• **Directive 1**: Quote the records verbatim, starting at the line containing "svg-text:i: i [320,63,327,90]" and continuing up to and including the line containing "label: 충전 (pseudo-glyphs) [53,47,64,52]".

• **Document excerpt**:
***

The Red House Refurbishment
Manshead Archaeological Society
The History Of Houghton Regis
The Red House

Extract from The History of Bedfordshire (early 1900)
Houstone, Houghton
The Parish of Houghton Regis, to the north of Dunstable, contains about 4,390 acres, of which some 3,162 are arable land and 843 permanent grass. The soil is loam and chalk, and the subsoil chalk with cllay in parts. The principle crops are wheat, barley, beans and peas.
Houghton, owing to the fact of it being Crown Property, early became known as ‘saelig Houghton or ‘fortunate Houghton,’ and later as Houghton Regis or Kings Houghton, to distinguish it from the parish of Houghton Conquest in Redbornstoke Hundred. At the time of the Domesday Survey a great part of what is now Dunstable was included in Houghton parish. At the present day the northern part of Dunstable extends into Houghton parish and is known as Upper Houghton Regis, and includes the two railway stations, as well as a Wesleyan chapel off the Watling Street and a mission church in Union Street served from Dunstable parish Church.

***

• **Directive 2**: Print the part of the Houghton Regis history excerpt from "Houghton, owing to" up to and including "Dunstable parish Church.", keeping every character unchanged.

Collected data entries
***

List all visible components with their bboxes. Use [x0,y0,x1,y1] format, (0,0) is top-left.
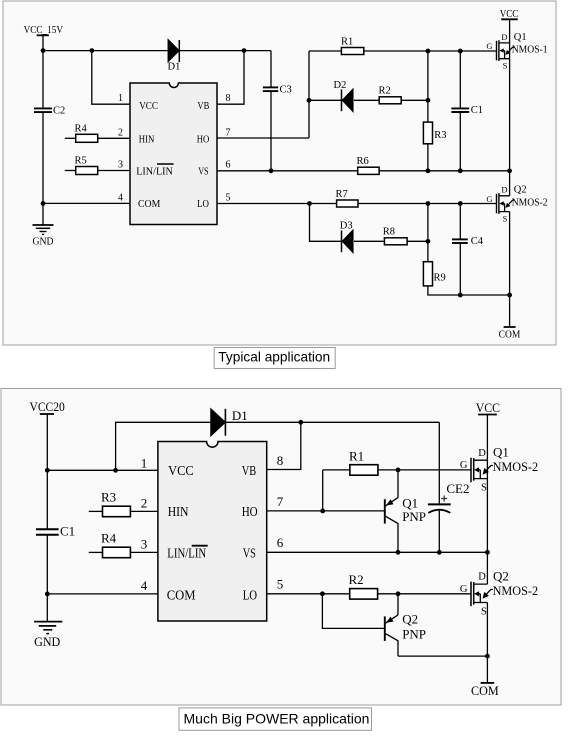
svg-text:G: G [460,460,468,471]
resistor R1 [341,36,364,54]
svg-text:VCC: VCC [168,464,194,479]
resistor R5 [65,156,130,175]
wire D2 branch [309,99,341,101]
svg-text:R2: R2 [349,572,364,587]
svg-text:D1: D1 [168,62,181,73]
wire Q2 source down to COM [509,212,511,295]
node junction at 398,469.9 [396,468,401,473]
resistor R2 [379,86,402,104]
node junction at 427.9,51 [426,49,431,54]
pin number 2 [141,495,148,510]
wire Q1 source down to VS [486,479,488,553]
svg-text:1: 1 [118,93,123,104]
pin number 7 [277,494,284,509]
wire R2 to rail [401,99,428,101]
wire D1 branch riser [116,422,211,470]
wire HO pin7 [217,137,309,139]
resistor R3 [423,122,446,144]
wire Q2 PNP collector to COM rail [398,655,487,657]
svg-text:VB: VB [242,464,257,479]
node junction at 398,593.8 [396,591,401,596]
svg-text:COM: COM [138,198,161,210]
wire R1 riser [322,470,324,511]
svg-text:C2: C2 [53,106,65,117]
svg-text:C1: C1 [471,105,483,116]
svg-text:3: 3 [141,536,148,551]
node junction at 322.4,593.8 [320,591,325,596]
svg-text:R8: R8 [383,227,395,238]
node junction at 509.6,295 [507,293,512,298]
pin number 6 [226,160,231,171]
resistor R8 [383,227,407,245]
svg-text:4: 4 [141,578,148,593]
wire R9 bottom to COM rail [428,286,510,295]
node junction at 47.3,593.9 [45,592,50,597]
wire Q2 drain up to VS [486,552,488,584]
diode D2 [334,80,353,111]
wire pin1 rail [47,469,158,471]
ground GND [34,594,62,649]
node junction at 427.9,203.5 [426,201,431,206]
pin number 1 [118,93,123,104]
svg-text:8: 8 [277,453,284,468]
resistor R4 [65,123,130,142]
svg-text:Q2: Q2 [514,185,527,196]
wire D3 to R8 [354,240,384,242]
pin number 3 [141,536,148,551]
svg-text:VS: VS [243,547,256,562]
pin number 3 [118,160,123,171]
svg-text:D2: D2 [334,80,347,91]
wire pin 8 to top rail [217,51,244,105]
svg-text:G: G [460,584,468,595]
diode D1 [211,408,248,436]
svg-text:R4: R4 [75,123,88,134]
svg-text:8: 8 [226,93,231,104]
svg-text:HIN: HIN [168,505,189,520]
svg-text:R4: R4 [101,531,117,546]
node junction at 309.5,203.5 [307,201,312,206]
node junction at 43,50.6 [41,48,46,53]
node junction at 309,100.3 [307,98,312,103]
svg-text:7: 7 [226,127,231,138]
wire Q2 source down to COM [486,603,488,657]
wire VB pin8 riser [267,422,301,469]
svg-text:VB: VB [197,100,209,112]
svg-text:LIN/LIN: LIN/LIN [136,166,173,178]
node junction at 271,170.8 [269,168,274,173]
transistor Q1 PNP [385,470,426,552]
pin number 6 [277,535,284,550]
svg-text:G: G [486,41,492,51]
node junction at 115.6,470.3 [113,468,118,473]
caption Typical application [214,348,335,369]
wire VS pin6 line [217,170,510,172]
schematic frame 1 [3,1,556,345]
svg-text:R9: R9 [434,272,446,283]
capacitor CE2 polarized [428,422,470,552]
pin number 5 [277,577,284,592]
transistor Q2 NMOS-2 [460,568,538,617]
node junction at 300.8,422.3 [298,420,303,425]
svg-text:D: D [478,448,486,459]
transistor Q1 NMOS-1 [486,32,547,71]
node junction at 460.3,295 [458,293,463,298]
svg-text:D: D [501,185,507,195]
transistor Q2 PNP [322,594,426,656]
svg-text:PNP: PNP [402,626,426,641]
power COM bottom [471,656,499,698]
pin number 5 [226,192,231,203]
wire gate line upper [323,469,471,471]
svg-text:HIN: HIN [139,134,155,146]
capacitor C3 [263,51,292,171]
node junction at 427.9,170.8 [426,168,431,173]
capacitor C2 [34,51,65,204]
svg-text:S: S [481,483,487,494]
svg-text:NMOS-2: NMOS-2 [493,459,538,474]
node junction at 487.4,552.3 [485,550,490,555]
svg-text:CE2: CE2 [446,481,469,496]
svg-text:R1: R1 [341,36,353,47]
ground GND [33,203,54,247]
svg-text:NMOS-2: NMOS-2 [493,583,538,598]
svg-text:Q1: Q1 [402,495,418,510]
node junction at 322.7,510.9 [320,509,325,514]
wire top rail [43,50,168,52]
wire vertical HO riser [308,51,310,138]
svg-text:G: G [486,194,492,204]
node junction at 47.3,470.3 [45,468,50,473]
svg-text:D1: D1 [232,408,248,423]
svg-text:VS: VS [198,166,208,178]
resistor R7 [336,189,359,207]
svg-text:COM: COM [471,683,499,698]
svg-text:GND: GND [34,634,60,649]
svg-text:S: S [503,60,508,70]
svg-text:D: D [478,572,486,583]
wire Q2 drain up to VS [509,171,511,196]
svg-text:VCC: VCC [139,100,158,112]
node junction at 509.6,170.8 [507,168,512,173]
wire to pin 1 [92,51,130,105]
svg-text:R1: R1 [349,448,364,463]
svg-text:LO: LO [197,198,209,210]
wire LO pin5 [267,593,471,595]
svg-text:LO: LO [243,588,257,603]
resistor R1 [349,448,378,475]
node junction at 427.9,100.3 [426,98,431,103]
svg-text:R5: R5 [75,156,87,167]
diode D1 [168,40,181,73]
svg-text:Much Big POWER application: Much Big POWER application [184,710,370,726]
pin number 4 [118,192,123,203]
resistor R3 [89,490,158,517]
svg-text:COM: COM [499,330,521,341]
net VCC_15V [24,25,64,51]
svg-text:R6: R6 [357,156,369,167]
capacitor C1 [36,470,75,594]
caption Much Big POWER application [179,708,372,730]
wire D3 branch [310,204,342,242]
schematic frame 2 [1,389,561,706]
wire VS pin6 [267,551,488,553]
svg-text:Q2: Q2 [493,568,509,583]
pin number 1 [141,455,148,470]
power COM bottom [499,295,521,341]
svg-text:PNP: PNP [402,509,426,524]
node junction at 460.3,170.8 [458,168,463,173]
node junction at 460.3,203.5 [458,201,463,206]
svg-text:S: S [503,213,508,223]
net VCC20 [30,399,65,470]
wire HO pin7 [267,510,385,512]
node junction at 398,552.3 [396,550,401,555]
svg-text:Typical application: Typical application [218,350,330,365]
node junction at 439.3,552.3 [437,550,442,555]
op-amp U2 IC body [158,442,267,622]
wire rail R3 top [427,51,429,122]
resistor R2 [349,572,378,599]
svg-text:NMOS-2: NMOS-2 [512,198,548,209]
wire D1 to VB node [225,421,439,423]
svg-text:2: 2 [118,127,123,138]
power VCC top [500,9,519,43]
wire gate drive R1 line [309,50,497,52]
wire R8 to rail [407,240,428,242]
node junction at 427.9,241.3 [426,239,431,244]
pin number 8 [226,93,231,104]
svg-text:R3: R3 [101,490,116,505]
svg-text:S: S [481,606,487,617]
svg-text:VCC: VCC [476,400,500,415]
op-amp U1 IC body [130,83,217,225]
svg-text:1: 1 [141,455,148,470]
pin number 2 [118,127,123,138]
svg-text:VCC20: VCC20 [30,399,65,414]
wire R3 bottom to VS [427,144,429,171]
node junction at 487.4,656.1 [485,654,490,659]
svg-text:GND: GND [33,237,54,248]
svg-text:HO: HO [197,134,210,146]
svg-text:4: 4 [118,192,123,203]
svg-text:R2: R2 [379,86,391,97]
node junction at 91.8,50.6 [89,48,94,53]
node junction at 43,203.4 [41,201,46,206]
svg-text:5: 5 [226,192,231,203]
svg-text:6: 6 [226,160,231,171]
wire Q1 source down to VS [509,59,511,171]
svg-text:3: 3 [118,160,123,171]
power VCC top [476,400,500,462]
svg-text:5: 5 [277,577,284,592]
wire LO pin5 / R7 line [217,203,497,205]
svg-text:COM: COM [167,588,196,603]
wire rail between R7 and R9 [427,204,429,262]
wire COM pin4 to left rail [43,202,130,204]
wire D2 to R2 [354,99,379,101]
svg-text:D: D [501,32,507,42]
svg-text:Q2: Q2 [402,612,418,627]
transistor Q1 NMOS-2 [460,444,538,493]
svg-text:R7: R7 [336,189,348,200]
svg-text:C4: C4 [471,236,484,247]
capacitor C1 [451,51,483,171]
resistor R4 [89,531,158,558]
svg-text:C1: C1 [60,524,75,539]
svg-text:Q1: Q1 [493,444,509,459]
svg-text:R3: R3 [434,130,446,141]
transistor Q2 NMOS-2 [486,185,547,224]
pin number 4 [141,578,148,593]
svg-text:NMOS-1: NMOS-1 [512,45,548,56]
svg-text:6: 6 [277,535,284,550]
svg-text:Q1: Q1 [514,32,527,43]
svg-text:2: 2 [141,495,148,510]
pin number 7 [226,127,231,138]
resistor R9 [423,262,445,286]
resistor R6 [357,156,380,174]
wire after D1 [179,50,271,52]
svg-text:LIN/LIN: LIN/LIN [167,547,206,562]
svg-text:7: 7 [277,494,284,509]
node junction at 460.3,51 [458,49,463,54]
node junction at 244,50.6 [242,48,247,53]
diode D3 [340,221,353,253]
svg-text:VCC_15V: VCC_15V [24,25,64,36]
wire COM pin4 to left rail [47,593,158,595]
capacitor C4 [452,204,484,296]
svg-text:D3: D3 [340,221,353,232]
svg-text:C3: C3 [280,85,292,96]
svg-text:HO: HO [242,505,258,520]
pin number 8 [277,453,284,468]
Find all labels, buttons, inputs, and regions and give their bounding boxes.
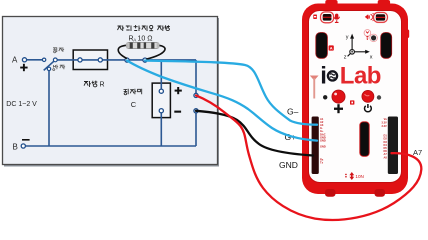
svg-text:i: i [320,63,327,90]
svg-text:3.3V: 3.3V [381,120,387,124]
device: left slot [316,33,328,59]
label: 축전기 C (pseudo-glyphs) [124,89,142,95]
capacitor polarity labels [175,87,182,94]
resistor RA body [126,42,159,48]
label: 전류측정용 저항 (pseudo-glyphs) [118,25,170,31]
device: right pin header [388,117,398,175]
cyan wire A: node1 to G+ pin [127,61,317,141]
svg-text:GND: GND [320,145,326,149]
device: plus button [332,90,345,103]
label: 저항 R (pseudo-glyphs) [84,81,97,87]
svg-text:10N: 10N [355,174,363,179]
device: right port pill [374,12,388,22]
device: right small dot [377,95,381,99]
svg-text:A8: A8 [383,155,387,159]
iOLab device body [302,0,409,197]
svg-text:Vu: Vu [384,117,388,121]
node red (to A7) [194,93,198,97]
device: power button [362,90,374,102]
wire: discharge branch [48,69,50,146]
device: force hook pin [310,76,319,99]
device: A mini square [329,45,334,50]
device: mini square between buttons [350,100,354,104]
svg-text:R: R [100,82,105,89]
label: 방전 (pseudo-glyphs) [53,65,65,71]
device: left pin header [312,117,319,175]
capacitor terminals [159,89,163,93]
wire: bottom run [23,145,196,147]
svg-text:x: x [370,55,373,61]
device: axis icon [348,38,366,56]
wire: black node down to bottom run [195,113,197,146]
svg-text:C: C [131,100,137,109]
resistor R box [73,50,107,70]
wire: A to switch [25,59,43,61]
terminal A [22,58,26,62]
device: microphone icon [334,14,340,23]
device: speaker icon [365,14,370,19]
svg-text:A7: A7 [413,148,422,157]
wire: main top run switch to right corner [55,59,196,61]
svg-text:z: z [344,54,347,60]
svg-text:B: B [13,142,18,151]
switch discharge contact [47,67,50,70]
device: left port pill [321,12,334,23]
terminal B [21,144,25,148]
svg-text:Lab: Lab [340,63,381,90]
label: 충전 (pseudo-glyphs) [53,47,64,52]
device: 10N force label [345,172,354,180]
device: center slot [360,122,369,157]
switch blade [44,60,55,70]
svg-text:GND: GND [320,139,326,143]
svg-text:DC 1~2 V: DC 1~2 V [6,101,37,108]
node1 RA left [125,58,129,62]
device: mini square icon top-left [313,15,317,20]
svg-text:A: A [12,56,18,65]
node2 RA right [143,58,147,62]
svg-text:10 Ω: 10 Ω [138,36,153,43]
wire: capacitor bottom lead [160,111,162,146]
capacitor C box [152,83,170,118]
circuit panel [3,17,220,167]
wire: right branch down to red node [195,60,197,94]
black wire: node to GND pin [196,111,313,156]
node black (to GND) [194,109,198,113]
red wire: node to A7 pin around the bottom [196,95,421,220]
resistor RA leads [118,45,127,58]
wire: capacitor top lead [160,60,162,91]
resistor R terminals [78,58,82,62]
svg-text:GND: GND [279,160,298,170]
switch pole circle [42,58,45,61]
device: bulb icon [364,30,371,37]
switch charge contact [53,58,57,62]
svg-text:G–: G– [287,106,299,116]
svg-text:3.3V: 3.3V [381,124,387,128]
device: right slot [381,33,392,59]
svg-text:A: A [133,38,136,43]
svg-text:y: y [346,35,349,41]
cyan wire B: node2 to G- pin [145,61,317,125]
svg-text:A: A [330,46,333,51]
device: left small dot [323,95,327,99]
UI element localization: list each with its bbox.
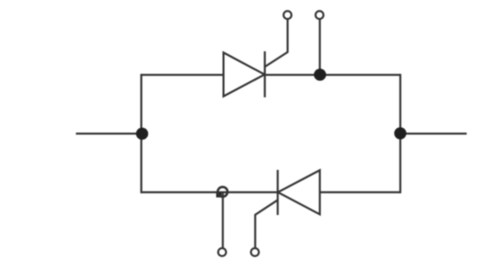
node left junction	[136, 128, 148, 140]
wire right vertical	[399, 74, 401, 193]
wire D1 gate lead	[265, 19, 288, 67]
wire bottom bus	[141, 191, 400, 193]
thyristor D1 triangle (anode left, pointing right)	[224, 53, 265, 97]
terminal G1 circle	[284, 11, 292, 19]
terminal G2 circle	[251, 248, 259, 256]
node D1 cathode junction	[314, 69, 326, 81]
terminal K2 circle	[218, 248, 226, 256]
thyristor D1 cathode bar	[264, 51, 266, 97]
thyristor D2 cathode bar	[277, 170, 279, 215]
wire right terminal lead	[400, 133, 466, 135]
node right junction	[394, 127, 406, 139]
wire left terminal lead	[76, 133, 141, 135]
terminal ring on bottom bus	[218, 187, 228, 197]
node D2 junction square	[216, 193, 221, 198]
wire top bus	[141, 74, 400, 76]
wire left vertical	[140, 74, 142, 193]
wire D1 cathode terminal drop	[319, 19, 321, 74]
terminal K1 circle	[316, 11, 324, 19]
thyristor D2 triangle (anode right, pointing left)	[278, 170, 320, 214]
wire D2 gate lead	[255, 200, 278, 248]
wire D2 cathode terminal drop	[222, 192, 224, 248]
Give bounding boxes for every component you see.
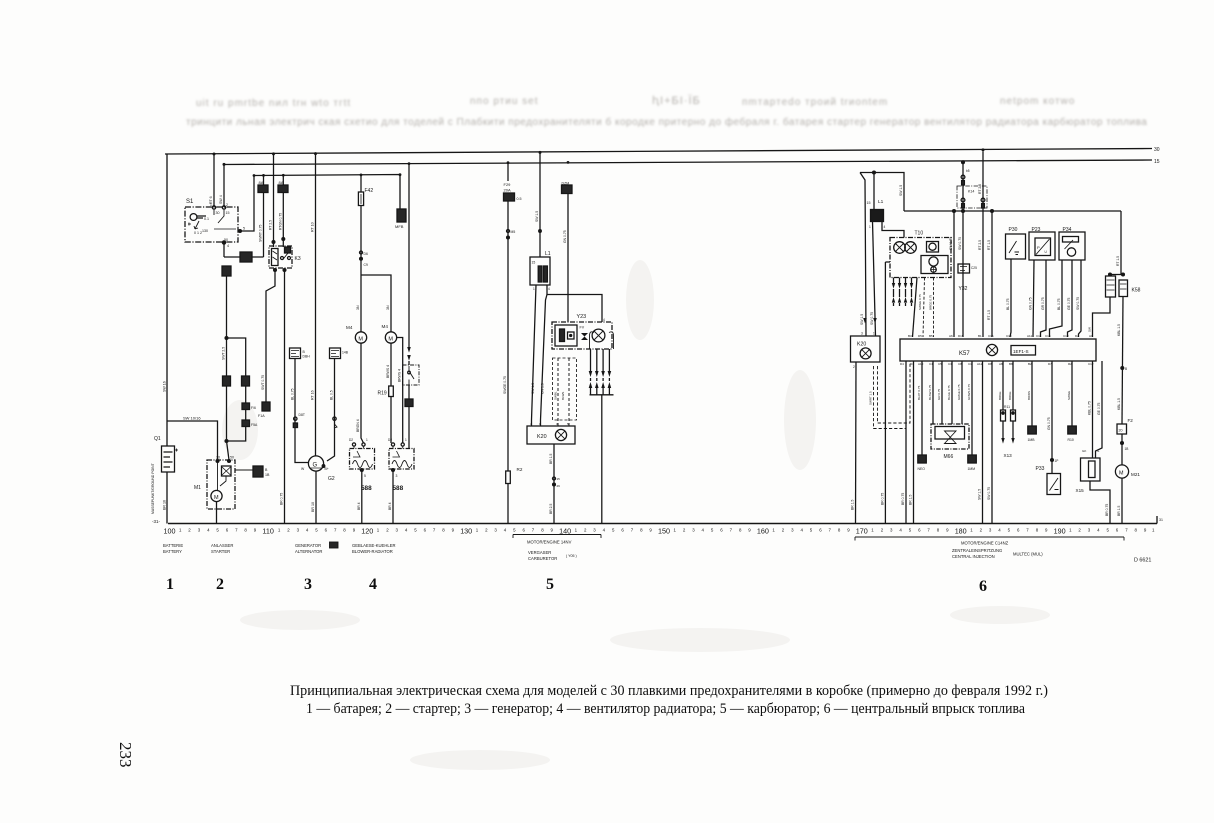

***

• **Complete output 1**:
svg-text:i: i [320,63,327,90]
svg-text:3.3V: 3.3V [381,120,387,124]
device: left slot [316,33,328,59]
label: 축전기 C (pseudo-glyphs) [124,89,142,95]
capacitor polarity labels [175,87,182,94]
resistor RA body [126,42,159,48]
label: 전류측정용 저항 (pseudo-glyphs) [118,25,170,31]
device: right pin header [388,117,398,175]
cyan wire A: node1 to G+ pin [127,61,317,141]
svg-text:GND: GND [320,145,326,149]
device: plus button [332,90,345,103]
label: 저항 R (pseudo-glyphs) [84,81,97,87]
svg-text:10N: 10N [355,174,363,179]
device: right port pill [374,12,388,22]
device: right small dot [377,95,381,99]
svg-text:A8: A8 [383,155,387,159]
iOLab device body [302,0,409,197]
svg-text:Vu: Vu [384,117,388,121]
node red (to A7) [194,93,198,97]
device: power button [362,90,374,102]
wire: discharge branch [48,69,50,146]
device: force hook pin [310,76,319,99]
device: A mini square [329,45,334,50]
device: mini square between buttons [350,100,354,104]
svg-text:R: R [100,82,105,89]
label: 방전 (pseudo-glyphs) [53,65,65,71]
device: left pin header [312,117,319,175]
capacitor terminals [159,89,163,93]
wire: bottom run [23,145,196,147]
svg-text:x: x [370,55,373,61]
device: axis icon [348,38,366,56]
wire: black node down to bottom run [195,113,197,146]
svg-text:C: C [131,100,137,109]
resistor R box [73,50,107,70]
wire: A to switch [25,59,43,61]
terminal A [22,58,26,62]
device: microphone icon [334,14,340,23]
device: speaker icon [365,14,370,19]
svg-text:A7: A7 [413,148,422,157]
wire: main top run switch to right corner [55,59,196,61]
svg-text:z: z [344,54,347,60]
svg-text:B: B [13,142,18,151]
switch discharge contact [47,67,50,70]
device: left port pill [321,12,334,23]
terminal B [21,144,25,148]
svg-text:Lab: Lab [340,63,381,90]
label: 충전 (pseudo-glyphs) [53,47,64,52]

• **Complete output 2**:
Houghton, owing to the fact of it being Crown Property, early became known as ‘saelig Houghton or ‘fortunate Houghton,’ and later as Houghton Regis or Kings Houghton, to distinguish it from the parish of Houghton Conquest in Redbornstoke Hundred. At the time of the Domesday Survey a great part of what is now Dunstable was included in Houghton parish. At the present day the northern part of Dunstable extends into Houghton parish and is known as Upper Houghton Regis, and includes the two railway stations, as well as a Wesleyan chapel off the Watling Street and a mission church in Union Street served from Dunstable parish Church.